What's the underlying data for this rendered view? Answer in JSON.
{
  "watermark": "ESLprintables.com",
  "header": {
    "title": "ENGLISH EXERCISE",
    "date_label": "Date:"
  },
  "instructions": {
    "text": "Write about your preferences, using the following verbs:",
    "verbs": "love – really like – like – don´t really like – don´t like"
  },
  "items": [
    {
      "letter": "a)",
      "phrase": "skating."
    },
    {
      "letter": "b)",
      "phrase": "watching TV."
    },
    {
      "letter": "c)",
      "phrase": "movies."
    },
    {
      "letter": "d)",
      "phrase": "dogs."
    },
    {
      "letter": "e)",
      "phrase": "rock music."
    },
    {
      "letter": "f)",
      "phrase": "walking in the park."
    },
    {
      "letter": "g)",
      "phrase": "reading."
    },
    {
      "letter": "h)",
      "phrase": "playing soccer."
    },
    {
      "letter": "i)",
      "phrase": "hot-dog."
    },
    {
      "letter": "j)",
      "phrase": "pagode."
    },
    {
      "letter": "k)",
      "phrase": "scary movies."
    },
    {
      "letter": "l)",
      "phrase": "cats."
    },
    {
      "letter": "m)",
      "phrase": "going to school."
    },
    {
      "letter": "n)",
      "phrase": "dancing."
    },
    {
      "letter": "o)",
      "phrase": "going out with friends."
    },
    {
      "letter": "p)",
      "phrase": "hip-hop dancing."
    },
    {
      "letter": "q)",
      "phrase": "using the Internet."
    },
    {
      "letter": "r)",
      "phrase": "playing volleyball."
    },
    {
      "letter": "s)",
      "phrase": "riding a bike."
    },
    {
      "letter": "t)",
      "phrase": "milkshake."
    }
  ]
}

========

Write out every record shown above, word for word.

What's the underlying data for this rendered view? Answer in JSON.
{
  "watermark": "ESLprintables.com",
  "header": {
    "title": "ENGLISH EXERCISE",
    "date_label": "Date:"
  },
  "instructions": {
    "text": "Write about your preferences, using the following verbs:",
    "verbs": "love – really like – like – don´t really like – don´t like"
  },
  "items": [
    {
      "letter": "a)",
      "phrase": "skating."
    },
    {
      "letter": "b)",
      "phrase": "watching TV."
    },
    {
      "letter": "c)",
      "phrase": "movies."
    },
    {
      "letter": "d)",
      "phrase": "dogs."
    },
    {
      "letter": "e)",
      "phrase": "rock music."
    },
    {
      "letter": "f)",
      "phrase": "walking in the park."
    },
    {
      "letter": "g)",
      "phrase": "reading."
    },
    {
      "letter": "h)",
      "phrase": "playing soccer."
    },
    {
      "letter": "i)",
      "phrase": "hot-dog."
    },
    {
      "letter": "j)",
      "phrase": "pagode."
    },
    {
      "letter": "k)",
      "phrase": "scary movies."
    },
    {
      "letter": "l)",
      "phrase": "cats."
    },
    {
      "letter": "m)",
      "phrase": "going to school."
    },
    {
      "letter": "n)",
      "phrase": "dancing."
    },
    {
      "letter": "o)",
      "phrase": "going out with friends."
    },
    {
      "letter": "p)",
      "phrase": "hip-hop dancing."
    },
    {
      "letter": "q)",
      "phrase": "using the Internet."
    },
    {
      "letter": "r)",
      "phrase": "playing volleyball."
    },
    {
      "letter": "s)",
      "phrase": "riding a bike."
    },
    {
      "letter": "t)",
      "phrase": "milkshake."
    }
  ]
}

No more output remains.